Data items ->
────────────────────────────────────────

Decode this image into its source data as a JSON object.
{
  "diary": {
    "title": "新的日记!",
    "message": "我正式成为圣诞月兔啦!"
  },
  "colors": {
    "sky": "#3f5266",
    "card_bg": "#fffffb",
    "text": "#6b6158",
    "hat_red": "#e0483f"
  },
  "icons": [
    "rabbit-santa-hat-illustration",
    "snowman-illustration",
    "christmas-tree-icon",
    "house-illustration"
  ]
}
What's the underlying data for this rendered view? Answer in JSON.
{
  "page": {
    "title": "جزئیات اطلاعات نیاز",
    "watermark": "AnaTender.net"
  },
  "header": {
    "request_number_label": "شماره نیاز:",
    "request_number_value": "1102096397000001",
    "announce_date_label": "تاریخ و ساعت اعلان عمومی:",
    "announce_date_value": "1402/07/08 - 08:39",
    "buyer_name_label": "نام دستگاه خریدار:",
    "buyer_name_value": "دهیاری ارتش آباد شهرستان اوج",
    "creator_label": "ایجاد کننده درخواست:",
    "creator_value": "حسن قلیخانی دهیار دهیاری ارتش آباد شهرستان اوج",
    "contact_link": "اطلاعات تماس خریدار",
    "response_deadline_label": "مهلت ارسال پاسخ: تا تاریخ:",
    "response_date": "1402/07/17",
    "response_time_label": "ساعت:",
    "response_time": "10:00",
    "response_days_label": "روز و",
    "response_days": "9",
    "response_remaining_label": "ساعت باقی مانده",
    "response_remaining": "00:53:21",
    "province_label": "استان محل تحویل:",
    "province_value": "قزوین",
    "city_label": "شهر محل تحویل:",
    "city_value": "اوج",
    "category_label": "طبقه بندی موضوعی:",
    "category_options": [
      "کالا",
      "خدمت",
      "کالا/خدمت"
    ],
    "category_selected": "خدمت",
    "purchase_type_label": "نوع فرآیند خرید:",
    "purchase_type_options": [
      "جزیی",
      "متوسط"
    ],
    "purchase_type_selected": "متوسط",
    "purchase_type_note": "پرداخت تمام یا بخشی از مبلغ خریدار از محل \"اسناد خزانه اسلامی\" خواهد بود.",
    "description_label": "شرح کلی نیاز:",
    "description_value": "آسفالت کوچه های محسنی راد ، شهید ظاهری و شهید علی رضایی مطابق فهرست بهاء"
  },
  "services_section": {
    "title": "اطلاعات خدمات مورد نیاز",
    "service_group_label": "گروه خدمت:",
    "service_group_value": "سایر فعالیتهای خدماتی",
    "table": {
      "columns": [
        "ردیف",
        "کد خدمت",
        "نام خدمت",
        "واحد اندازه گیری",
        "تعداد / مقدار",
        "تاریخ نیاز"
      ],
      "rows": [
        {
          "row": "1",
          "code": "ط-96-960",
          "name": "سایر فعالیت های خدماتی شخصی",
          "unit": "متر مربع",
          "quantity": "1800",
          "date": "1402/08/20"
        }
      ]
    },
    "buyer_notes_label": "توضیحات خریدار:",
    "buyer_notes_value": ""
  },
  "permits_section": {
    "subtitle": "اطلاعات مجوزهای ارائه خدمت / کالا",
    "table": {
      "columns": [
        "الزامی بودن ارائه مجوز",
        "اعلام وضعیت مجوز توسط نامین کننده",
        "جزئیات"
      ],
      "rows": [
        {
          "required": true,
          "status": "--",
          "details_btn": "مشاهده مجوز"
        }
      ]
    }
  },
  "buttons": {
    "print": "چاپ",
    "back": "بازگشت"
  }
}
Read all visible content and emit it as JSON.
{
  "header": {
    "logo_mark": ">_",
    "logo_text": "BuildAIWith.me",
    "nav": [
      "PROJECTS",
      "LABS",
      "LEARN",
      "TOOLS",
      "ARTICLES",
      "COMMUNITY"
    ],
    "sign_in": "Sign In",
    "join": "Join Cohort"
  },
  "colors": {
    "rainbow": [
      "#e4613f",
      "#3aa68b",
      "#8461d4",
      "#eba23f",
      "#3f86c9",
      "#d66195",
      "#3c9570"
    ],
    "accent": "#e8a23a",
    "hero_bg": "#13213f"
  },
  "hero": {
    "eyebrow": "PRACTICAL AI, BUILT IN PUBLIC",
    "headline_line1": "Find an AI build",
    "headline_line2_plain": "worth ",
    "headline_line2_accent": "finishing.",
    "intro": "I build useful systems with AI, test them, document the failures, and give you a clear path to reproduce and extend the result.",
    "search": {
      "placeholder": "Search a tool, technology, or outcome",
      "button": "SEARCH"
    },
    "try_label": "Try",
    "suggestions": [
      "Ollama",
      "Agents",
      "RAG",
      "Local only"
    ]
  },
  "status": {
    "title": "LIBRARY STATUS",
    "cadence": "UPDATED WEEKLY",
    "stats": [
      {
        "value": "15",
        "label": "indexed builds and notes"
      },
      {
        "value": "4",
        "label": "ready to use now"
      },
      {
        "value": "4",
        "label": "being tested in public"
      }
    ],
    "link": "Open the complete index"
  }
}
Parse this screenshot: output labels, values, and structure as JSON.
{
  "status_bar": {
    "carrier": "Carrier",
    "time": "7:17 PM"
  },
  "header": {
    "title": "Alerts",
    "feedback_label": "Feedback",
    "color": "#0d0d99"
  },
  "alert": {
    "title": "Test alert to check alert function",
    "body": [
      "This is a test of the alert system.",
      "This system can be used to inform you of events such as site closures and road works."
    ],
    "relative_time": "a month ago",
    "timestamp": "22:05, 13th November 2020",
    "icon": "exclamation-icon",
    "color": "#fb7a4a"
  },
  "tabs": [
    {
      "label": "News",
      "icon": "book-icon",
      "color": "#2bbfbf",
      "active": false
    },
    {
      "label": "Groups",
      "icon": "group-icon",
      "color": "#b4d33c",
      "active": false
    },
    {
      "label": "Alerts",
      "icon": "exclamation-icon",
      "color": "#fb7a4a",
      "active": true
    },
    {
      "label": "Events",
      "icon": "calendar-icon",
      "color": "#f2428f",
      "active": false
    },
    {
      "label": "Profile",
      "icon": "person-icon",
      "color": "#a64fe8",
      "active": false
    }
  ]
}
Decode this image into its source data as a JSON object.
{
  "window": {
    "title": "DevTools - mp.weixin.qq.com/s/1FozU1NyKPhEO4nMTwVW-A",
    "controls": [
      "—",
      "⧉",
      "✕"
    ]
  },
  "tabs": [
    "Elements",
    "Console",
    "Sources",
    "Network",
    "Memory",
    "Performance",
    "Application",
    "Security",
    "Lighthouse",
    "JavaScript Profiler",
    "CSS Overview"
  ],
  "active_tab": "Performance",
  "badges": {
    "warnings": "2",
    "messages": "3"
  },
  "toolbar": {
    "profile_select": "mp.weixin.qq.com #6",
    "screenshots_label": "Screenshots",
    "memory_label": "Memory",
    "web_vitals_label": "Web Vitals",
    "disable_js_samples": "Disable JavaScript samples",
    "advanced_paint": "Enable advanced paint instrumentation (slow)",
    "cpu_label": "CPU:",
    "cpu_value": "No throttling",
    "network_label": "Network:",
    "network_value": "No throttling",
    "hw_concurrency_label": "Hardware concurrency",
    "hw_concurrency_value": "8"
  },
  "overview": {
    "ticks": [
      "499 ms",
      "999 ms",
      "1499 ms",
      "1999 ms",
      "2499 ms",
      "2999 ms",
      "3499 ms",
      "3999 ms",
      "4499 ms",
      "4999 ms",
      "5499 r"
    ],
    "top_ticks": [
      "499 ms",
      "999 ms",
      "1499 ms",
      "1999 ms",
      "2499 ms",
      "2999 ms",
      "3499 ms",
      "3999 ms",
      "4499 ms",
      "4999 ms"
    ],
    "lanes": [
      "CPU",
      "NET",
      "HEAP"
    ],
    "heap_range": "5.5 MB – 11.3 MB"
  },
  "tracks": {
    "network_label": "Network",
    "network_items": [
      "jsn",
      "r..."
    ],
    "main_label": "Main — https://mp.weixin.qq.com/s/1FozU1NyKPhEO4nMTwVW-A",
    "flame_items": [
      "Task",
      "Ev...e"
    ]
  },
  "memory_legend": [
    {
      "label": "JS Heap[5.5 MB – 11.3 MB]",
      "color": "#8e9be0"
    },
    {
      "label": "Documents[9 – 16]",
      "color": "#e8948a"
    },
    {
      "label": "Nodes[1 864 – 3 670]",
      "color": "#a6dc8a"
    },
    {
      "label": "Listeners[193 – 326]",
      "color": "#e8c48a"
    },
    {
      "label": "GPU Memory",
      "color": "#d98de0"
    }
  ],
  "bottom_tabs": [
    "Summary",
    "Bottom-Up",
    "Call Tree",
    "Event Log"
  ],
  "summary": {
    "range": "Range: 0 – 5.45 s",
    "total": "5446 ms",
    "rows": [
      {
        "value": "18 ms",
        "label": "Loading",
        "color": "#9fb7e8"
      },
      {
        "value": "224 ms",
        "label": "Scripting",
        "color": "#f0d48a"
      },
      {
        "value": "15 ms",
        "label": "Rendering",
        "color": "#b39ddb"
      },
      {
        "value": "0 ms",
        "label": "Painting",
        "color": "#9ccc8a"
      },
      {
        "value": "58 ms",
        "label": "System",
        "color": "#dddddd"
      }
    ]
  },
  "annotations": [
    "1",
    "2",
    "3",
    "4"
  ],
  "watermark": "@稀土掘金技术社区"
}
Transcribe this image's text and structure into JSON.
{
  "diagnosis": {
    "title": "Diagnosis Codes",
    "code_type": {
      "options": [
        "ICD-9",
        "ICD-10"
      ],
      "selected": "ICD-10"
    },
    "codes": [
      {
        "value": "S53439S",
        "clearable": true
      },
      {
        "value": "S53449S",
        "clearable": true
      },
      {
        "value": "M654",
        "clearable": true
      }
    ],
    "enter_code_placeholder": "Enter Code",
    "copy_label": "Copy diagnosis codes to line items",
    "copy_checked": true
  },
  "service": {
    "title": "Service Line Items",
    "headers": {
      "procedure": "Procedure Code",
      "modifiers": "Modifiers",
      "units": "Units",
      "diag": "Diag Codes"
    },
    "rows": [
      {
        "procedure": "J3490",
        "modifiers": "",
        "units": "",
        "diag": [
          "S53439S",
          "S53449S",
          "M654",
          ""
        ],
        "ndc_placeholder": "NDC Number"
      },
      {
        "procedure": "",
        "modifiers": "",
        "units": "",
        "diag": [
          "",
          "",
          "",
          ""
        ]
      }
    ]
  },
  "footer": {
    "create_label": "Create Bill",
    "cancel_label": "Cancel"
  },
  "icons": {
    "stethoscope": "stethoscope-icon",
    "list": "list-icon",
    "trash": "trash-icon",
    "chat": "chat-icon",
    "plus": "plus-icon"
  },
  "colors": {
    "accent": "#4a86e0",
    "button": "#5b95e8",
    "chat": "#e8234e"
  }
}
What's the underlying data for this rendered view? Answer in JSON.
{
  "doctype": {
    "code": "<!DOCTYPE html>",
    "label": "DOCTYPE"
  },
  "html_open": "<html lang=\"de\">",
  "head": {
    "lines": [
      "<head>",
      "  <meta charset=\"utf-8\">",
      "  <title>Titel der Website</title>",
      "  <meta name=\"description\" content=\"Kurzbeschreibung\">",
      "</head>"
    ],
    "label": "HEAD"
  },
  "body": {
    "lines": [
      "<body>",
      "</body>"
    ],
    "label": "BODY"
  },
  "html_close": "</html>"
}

────────────────────────────────────────

What to work on -> Only the number is wanted: how many lines of these entries contain the string "شهرستان"?

Task result -> 2